───── RECORD SET ─────

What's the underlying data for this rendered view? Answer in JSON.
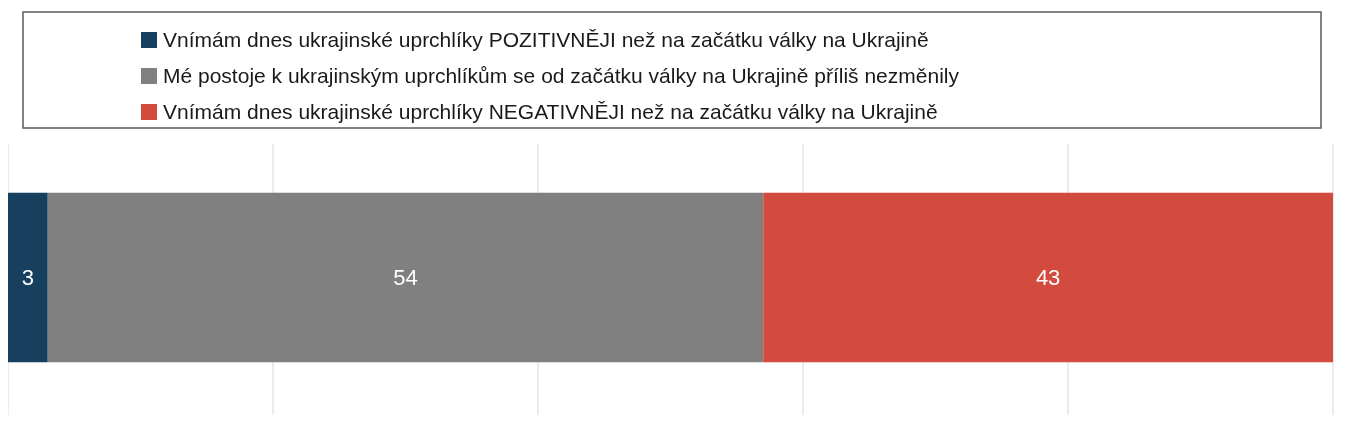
{
  "chart_data": {
    "type": "bar",
    "orientation": "horizontal",
    "stacked": true,
    "categories": [
      null
    ],
    "series": [
      {
        "name": "Vnímám dnes ukrajinské uprchlíky POZITIVNĚJI než na začátku války na Ukrajině",
        "color": "#17405f",
        "values": [
          3
        ]
      },
      {
        "name": "Mé postoje k ukrajinským uprchlíkům se od začátku války na Ukrajině příliš nezměnily",
        "color": "#808080",
        "values": [
          54
        ]
      },
      {
        "name": "Vnímám dnes ukrajinské uprchlíky NEGATIVNĚJI než na začátku války na Ukrajině",
        "color": "#d34a3f",
        "values": [
          43
        ]
      }
    ],
    "xlim": [
      0,
      100
    ],
    "xticks": [
      {
        "value": 0,
        "label": null
      },
      {
        "value": 20,
        "label": null
      },
      {
        "value": 40,
        "label": null
      },
      {
        "value": 60,
        "label": null
      },
      {
        "value": 80,
        "label": null
      },
      {
        "value": 100,
        "label": null
      }
    ],
    "grid": "x",
    "legend": "top",
    "data_labels": true
  }
}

─────

=== PROBLEM DETAILS ===
Pictures are excluded; copy all other data exactly as shown.

=== TASK ANSWER ===
What's the underlying data for this rendered view? Answer in JSON.
{
  "chart_data": {
    "type": "bar",
    "orientation": "horizontal",
    "stacked": true,
    "categories": [
      null
    ],
    "series": [
      {
        "name": "Vnímám dnes ukrajinské uprchlíky POZITIVNĚJI než na začátku války na Ukrajině",
        "color": "#17405f",
        "values": [
          3
        ]
      },
      {
        "name": "Mé postoje k ukrajinským uprchlíkům se od začátku války na Ukrajině příliš nezměnily",
        "color": "#808080",
        "values": [
          54
        ]
      },
      {
        "name": "Vnímám dnes ukrajinské uprchlíky NEGATIVNĚJI než na začátku války na Ukrajině",
        "color": "#d34a3f",
        "values": [
          43
        ]
      }
    ],
    "xlim": [
      0,
      100
    ],
    "xticks": [
      {
        "value": 0,
        "label": null
      },
      {
        "value": 20,
        "label": null
      },
      {
        "value": 40,
        "label": null
      },
      {
        "value": 60,
        "label": null
      },
      {
        "value": 80,
        "label": null
      },
      {
        "value": 100,
        "label": null
      }
    ],
    "grid": "x",
    "legend": "top",
    "data_labels": true
  }
}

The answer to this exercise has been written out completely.